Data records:
::::::
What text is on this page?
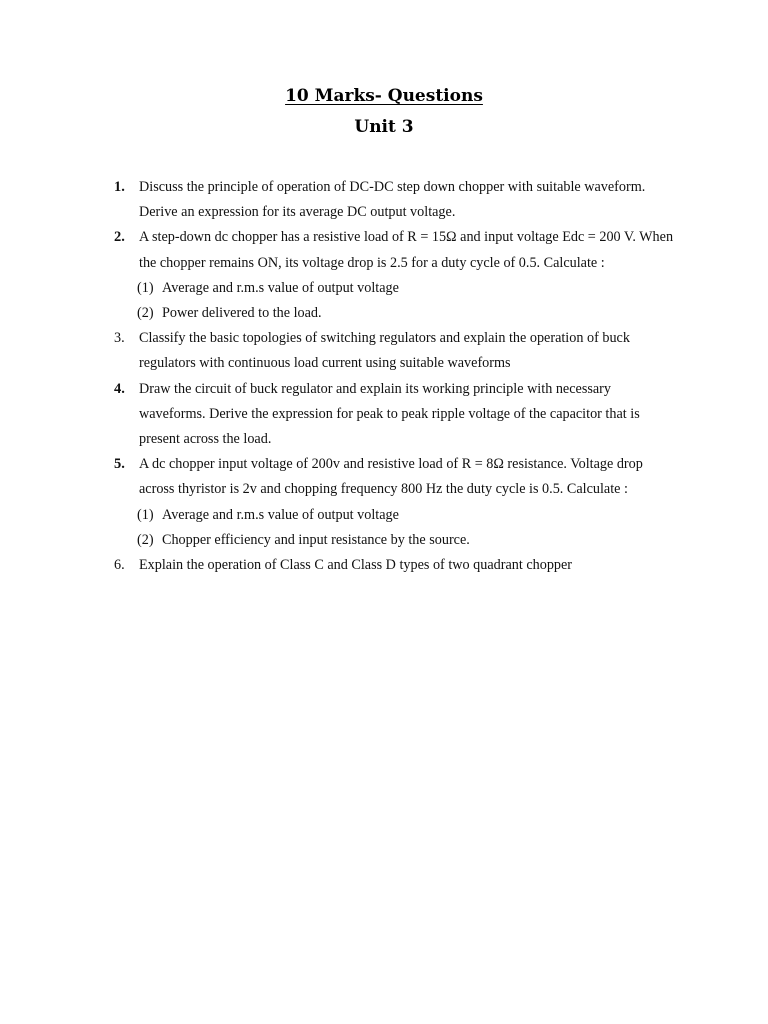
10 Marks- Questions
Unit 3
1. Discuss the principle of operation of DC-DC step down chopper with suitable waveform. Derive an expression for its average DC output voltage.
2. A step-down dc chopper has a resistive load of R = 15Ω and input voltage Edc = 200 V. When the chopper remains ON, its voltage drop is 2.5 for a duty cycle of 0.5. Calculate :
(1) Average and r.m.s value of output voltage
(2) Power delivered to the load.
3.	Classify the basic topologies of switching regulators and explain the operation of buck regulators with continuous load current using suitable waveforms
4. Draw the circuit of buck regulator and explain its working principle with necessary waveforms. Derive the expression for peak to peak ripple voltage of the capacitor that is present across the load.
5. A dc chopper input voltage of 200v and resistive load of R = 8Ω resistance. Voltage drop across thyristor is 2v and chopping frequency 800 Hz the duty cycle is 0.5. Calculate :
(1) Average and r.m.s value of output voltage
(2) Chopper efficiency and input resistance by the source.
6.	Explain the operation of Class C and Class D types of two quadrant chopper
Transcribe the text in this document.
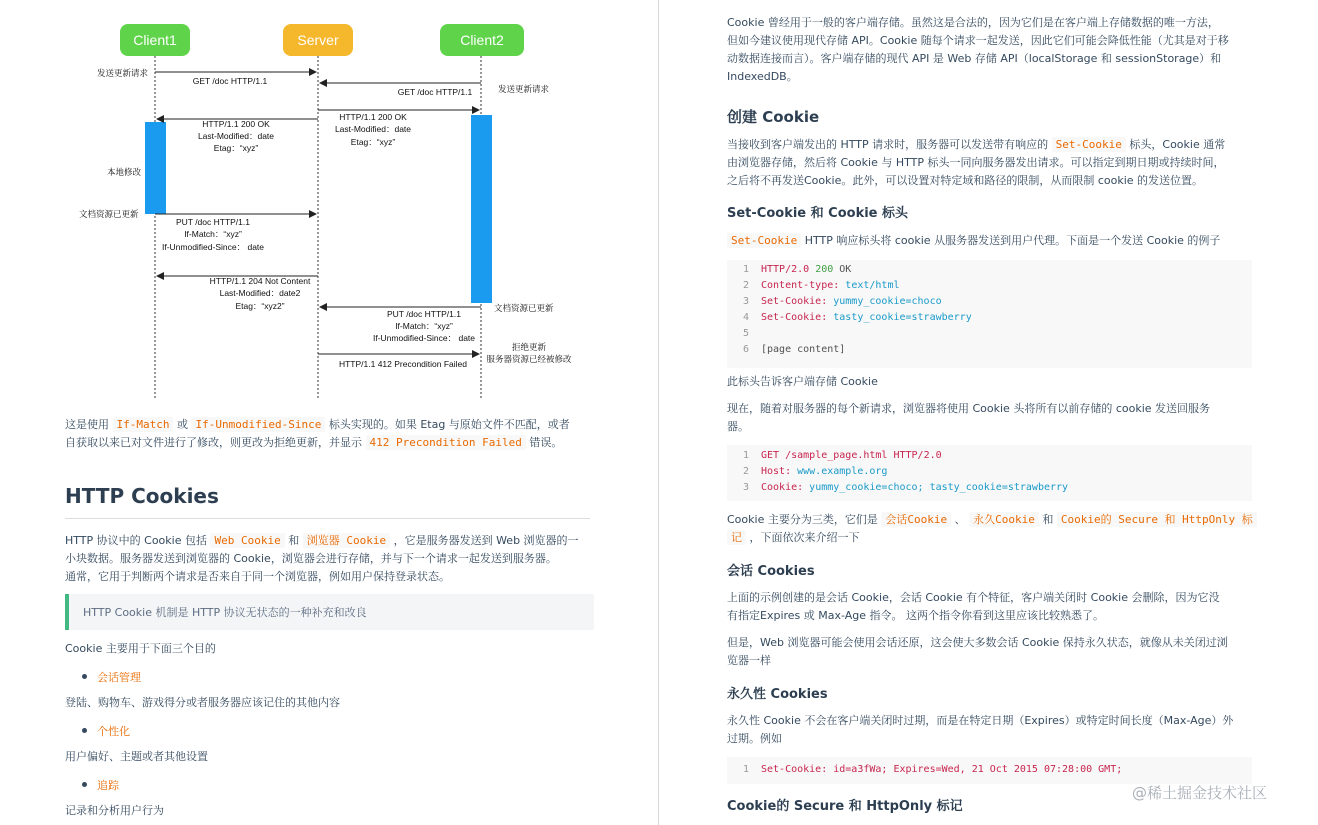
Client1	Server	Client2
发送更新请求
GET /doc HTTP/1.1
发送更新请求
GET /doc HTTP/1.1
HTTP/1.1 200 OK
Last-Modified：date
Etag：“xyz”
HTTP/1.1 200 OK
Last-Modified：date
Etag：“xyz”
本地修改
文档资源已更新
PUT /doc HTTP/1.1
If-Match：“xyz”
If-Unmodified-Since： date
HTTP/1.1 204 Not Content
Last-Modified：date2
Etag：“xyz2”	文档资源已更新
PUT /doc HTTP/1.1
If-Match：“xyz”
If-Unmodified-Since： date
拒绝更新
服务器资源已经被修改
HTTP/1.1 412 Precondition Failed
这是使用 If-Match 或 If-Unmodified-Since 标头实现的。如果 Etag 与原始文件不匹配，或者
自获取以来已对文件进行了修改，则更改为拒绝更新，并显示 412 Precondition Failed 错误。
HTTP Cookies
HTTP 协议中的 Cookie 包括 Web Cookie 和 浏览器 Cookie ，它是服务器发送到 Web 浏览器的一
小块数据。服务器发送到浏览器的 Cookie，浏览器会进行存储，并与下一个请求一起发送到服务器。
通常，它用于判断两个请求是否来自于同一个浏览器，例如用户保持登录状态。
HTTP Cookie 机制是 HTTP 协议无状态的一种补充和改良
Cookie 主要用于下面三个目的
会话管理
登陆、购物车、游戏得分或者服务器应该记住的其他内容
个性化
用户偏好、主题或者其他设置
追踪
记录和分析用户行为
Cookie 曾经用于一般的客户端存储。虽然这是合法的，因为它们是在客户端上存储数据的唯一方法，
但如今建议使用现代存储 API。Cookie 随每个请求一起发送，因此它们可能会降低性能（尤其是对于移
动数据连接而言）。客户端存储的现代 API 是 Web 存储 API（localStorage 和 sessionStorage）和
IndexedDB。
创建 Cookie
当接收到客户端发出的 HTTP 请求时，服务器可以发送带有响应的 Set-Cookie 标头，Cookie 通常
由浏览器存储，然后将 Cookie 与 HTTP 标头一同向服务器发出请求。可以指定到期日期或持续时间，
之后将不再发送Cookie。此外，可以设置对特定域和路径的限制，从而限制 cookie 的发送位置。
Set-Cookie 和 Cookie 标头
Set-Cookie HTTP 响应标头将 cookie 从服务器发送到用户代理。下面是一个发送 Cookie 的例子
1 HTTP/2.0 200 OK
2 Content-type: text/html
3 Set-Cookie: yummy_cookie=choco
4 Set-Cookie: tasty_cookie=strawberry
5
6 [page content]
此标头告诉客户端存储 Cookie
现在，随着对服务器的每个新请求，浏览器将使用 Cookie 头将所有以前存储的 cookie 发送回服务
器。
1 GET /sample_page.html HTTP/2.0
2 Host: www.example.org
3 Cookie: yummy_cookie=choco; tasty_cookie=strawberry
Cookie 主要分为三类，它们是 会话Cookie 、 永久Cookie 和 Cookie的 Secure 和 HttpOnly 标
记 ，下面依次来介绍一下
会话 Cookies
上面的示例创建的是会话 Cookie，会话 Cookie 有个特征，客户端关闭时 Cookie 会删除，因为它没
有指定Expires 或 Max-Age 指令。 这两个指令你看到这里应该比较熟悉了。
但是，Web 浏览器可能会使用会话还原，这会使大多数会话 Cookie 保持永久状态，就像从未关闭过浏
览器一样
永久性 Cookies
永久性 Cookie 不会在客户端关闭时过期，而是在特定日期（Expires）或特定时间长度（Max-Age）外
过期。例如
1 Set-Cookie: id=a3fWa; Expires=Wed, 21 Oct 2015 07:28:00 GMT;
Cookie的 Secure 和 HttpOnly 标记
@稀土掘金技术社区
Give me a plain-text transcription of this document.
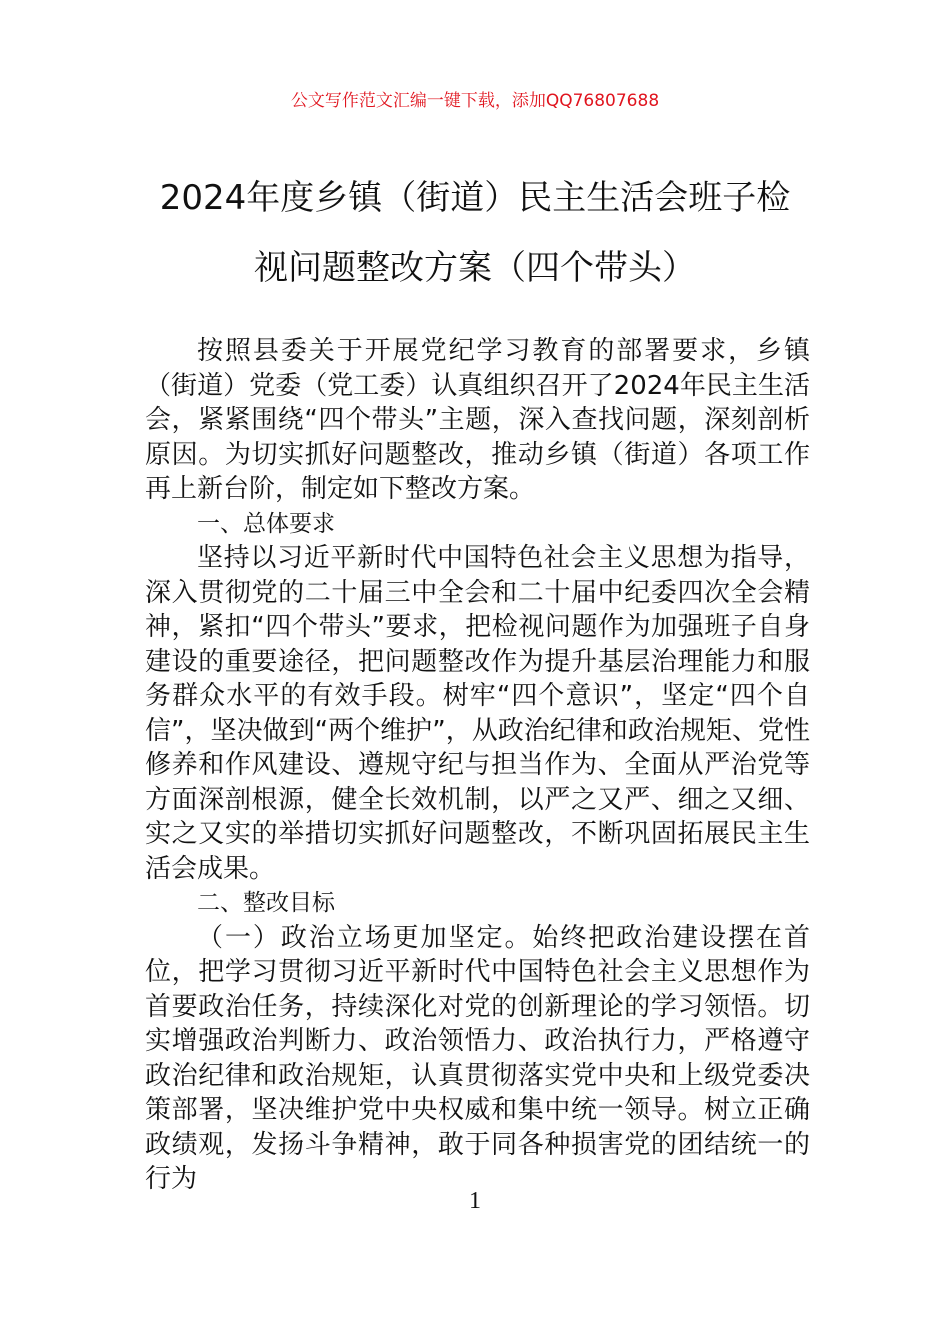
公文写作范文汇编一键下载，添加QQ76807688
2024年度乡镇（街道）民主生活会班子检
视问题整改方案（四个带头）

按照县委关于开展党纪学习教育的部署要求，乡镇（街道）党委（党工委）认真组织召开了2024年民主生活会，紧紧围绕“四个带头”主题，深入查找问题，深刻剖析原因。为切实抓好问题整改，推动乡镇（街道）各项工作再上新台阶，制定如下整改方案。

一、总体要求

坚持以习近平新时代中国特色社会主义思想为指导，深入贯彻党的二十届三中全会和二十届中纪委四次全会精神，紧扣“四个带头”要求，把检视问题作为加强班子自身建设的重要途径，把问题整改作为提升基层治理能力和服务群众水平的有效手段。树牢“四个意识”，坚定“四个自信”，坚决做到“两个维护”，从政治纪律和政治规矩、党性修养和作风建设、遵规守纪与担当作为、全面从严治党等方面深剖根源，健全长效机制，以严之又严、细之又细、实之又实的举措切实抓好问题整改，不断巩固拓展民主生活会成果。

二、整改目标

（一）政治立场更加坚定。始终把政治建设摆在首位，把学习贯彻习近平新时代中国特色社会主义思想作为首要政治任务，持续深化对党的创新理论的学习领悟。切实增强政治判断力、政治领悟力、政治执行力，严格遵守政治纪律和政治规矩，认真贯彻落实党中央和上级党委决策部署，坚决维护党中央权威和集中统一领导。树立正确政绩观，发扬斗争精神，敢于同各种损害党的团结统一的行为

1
::::::
EXERCISE AIM: All of the material above needs to be restated exactly, with no pictures.

FINISHED TASK:
What text is on this page?
10 Marks- Questions
Unit 3
1. Discuss the principle of operation of DC-DC step down chopper with suitable waveform. Derive an expression for its average DC output voltage.
2. A step-down dc chopper has a resistive load of R = 15Ω and input voltage Edc = 200 V. When the chopper remains ON, its voltage drop is 2.5 for a duty cycle of 0.5. Calculate :
(1) Average and r.m.s value of output voltage
(2) Power delivered to the load.
3.	Classify the basic topologies of switching regulators and explain the operation of buck regulators with continuous load current using suitable waveforms
4. Draw the circuit of buck regulator and explain its working principle with necessary waveforms. Derive the expression for peak to peak ripple voltage of the capacitor that is present across the load.
5. A dc chopper input voltage of 200v and resistive load of R = 8Ω resistance. Voltage drop across thyristor is 2v and chopping frequency 800 Hz the duty cycle is 0.5. Calculate :
(1) Average and r.m.s value of output voltage
(2) Chopper efficiency and input resistance by the source.
6.	Explain the operation of Class C and Class D types of two quadrant chopper
Transcribe the text in this document.
Client1	Server	Client2
发送更新请求
GET /doc HTTP/1.1
发送更新请求
GET /doc HTTP/1.1
HTTP/1.1 200 OK
Last-Modified：date
Etag：“xyz”
HTTP/1.1 200 OK
Last-Modified：date
Etag：“xyz”
本地修改
文档资源已更新
PUT /doc HTTP/1.1
If-Match：“xyz”
If-Unmodified-Since： date
HTTP/1.1 204 Not Content
Last-Modified：date2
Etag：“xyz2”	文档资源已更新
PUT /doc HTTP/1.1
If-Match：“xyz”
If-Unmodified-Since： date
拒绝更新
服务器资源已经被修改
HTTP/1.1 412 Precondition Failed
这是使用 If-Match 或 If-Unmodified-Since 标头实现的。如果 Etag 与原始文件不匹配，或者
自获取以来已对文件进行了修改，则更改为拒绝更新，并显示 412 Precondition Failed 错误。
HTTP Cookies
HTTP 协议中的 Cookie 包括 Web Cookie 和 浏览器 Cookie ，它是服务器发送到 Web 浏览器的一
小块数据。服务器发送到浏览器的 Cookie，浏览器会进行存储，并与下一个请求一起发送到服务器。
通常，它用于判断两个请求是否来自于同一个浏览器，例如用户保持登录状态。
HTTP Cookie 机制是 HTTP 协议无状态的一种补充和改良
Cookie 主要用于下面三个目的
会话管理
登陆、购物车、游戏得分或者服务器应该记住的其他内容
个性化
用户偏好、主题或者其他设置
追踪
记录和分析用户行为
Cookie 曾经用于一般的客户端存储。虽然这是合法的，因为它们是在客户端上存储数据的唯一方法，
但如今建议使用现代存储 API。Cookie 随每个请求一起发送，因此它们可能会降低性能（尤其是对于移
动数据连接而言）。客户端存储的现代 API 是 Web 存储 API（localStorage 和 sessionStorage）和
IndexedDB。
创建 Cookie
当接收到客户端发出的 HTTP 请求时，服务器可以发送带有响应的 Set-Cookie 标头，Cookie 通常
由浏览器存储，然后将 Cookie 与 HTTP 标头一同向服务器发出请求。可以指定到期日期或持续时间，
之后将不再发送Cookie。此外，可以设置对特定域和路径的限制，从而限制 cookie 的发送位置。
Set-Cookie 和 Cookie 标头
Set-Cookie HTTP 响应标头将 cookie 从服务器发送到用户代理。下面是一个发送 Cookie 的例子
1 HTTP/2.0 200 OK
2 Content-type: text/html
3 Set-Cookie: yummy_cookie=choco
4 Set-Cookie: tasty_cookie=strawberry
5
6 [page content]
此标头告诉客户端存储 Cookie
现在，随着对服务器的每个新请求，浏览器将使用 Cookie 头将所有以前存储的 cookie 发送回服务
器。
1 GET /sample_page.html HTTP/2.0
2 Host: www.example.org
3 Cookie: yummy_cookie=choco; tasty_cookie=strawberry
Cookie 主要分为三类，它们是 会话Cookie 、 永久Cookie 和 Cookie的 Secure 和 HttpOnly 标
记 ，下面依次来介绍一下
会话 Cookies
上面的示例创建的是会话 Cookie，会话 Cookie 有个特征，客户端关闭时 Cookie 会删除，因为它没
有指定Expires 或 Max-Age 指令。 这两个指令你看到这里应该比较熟悉了。
但是，Web 浏览器可能会使用会话还原，这会使大多数会话 Cookie 保持永久状态，就像从未关闭过浏
览器一样
永久性 Cookies
永久性 Cookie 不会在客户端关闭时过期，而是在特定日期（Expires）或特定时间长度（Max-Age）外
过期。例如
1 Set-Cookie: id=a3fWa; Expires=Wed, 21 Oct 2015 07:28:00 GMT;
Cookie的 Secure 和 HttpOnly 标记
@稀土掘金技术社区
Give me a plain-text transcription of this document.
公文写作范文汇编一键下载，添加QQ76807688
2024年度乡镇（街道）民主生活会班子检
视问题整改方案（四个带头）

按照县委关于开展党纪学习教育的部署要求，乡镇（街道）党委（党工委）认真组织召开了2024年民主生活会，紧紧围绕“四个带头”主题，深入查找问题，深刻剖析原因。为切实抓好问题整改，推动乡镇（街道）各项工作再上新台阶，制定如下整改方案。

一、总体要求

坚持以习近平新时代中国特色社会主义思想为指导，深入贯彻党的二十届三中全会和二十届中纪委四次全会精神，紧扣“四个带头”要求，把检视问题作为加强班子自身建设的重要途径，把问题整改作为提升基层治理能力和服务群众水平的有效手段。树牢“四个意识”，坚定“四个自信”，坚决做到“两个维护”，从政治纪律和政治规矩、党性修养和作风建设、遵规守纪与担当作为、全面从严治党等方面深剖根源，健全长效机制，以严之又严、细之又细、实之又实的举措切实抓好问题整改，不断巩固拓展民主生活会成果。

二、整改目标

（一）政治立场更加坚定。始终把政治建设摆在首位，把学习贯彻习近平新时代中国特色社会主义思想作为首要政治任务，持续深化对党的创新理论的学习领悟。切实增强政治判断力、政治领悟力、政治执行力，严格遵守政治纪律和政治规矩，认真贯彻落实党中央和上级党委决策部署，坚决维护党中央权威和集中统一领导。树立正确政绩观，发扬斗争精神，敢于同各种损害党的团结统一的行为

1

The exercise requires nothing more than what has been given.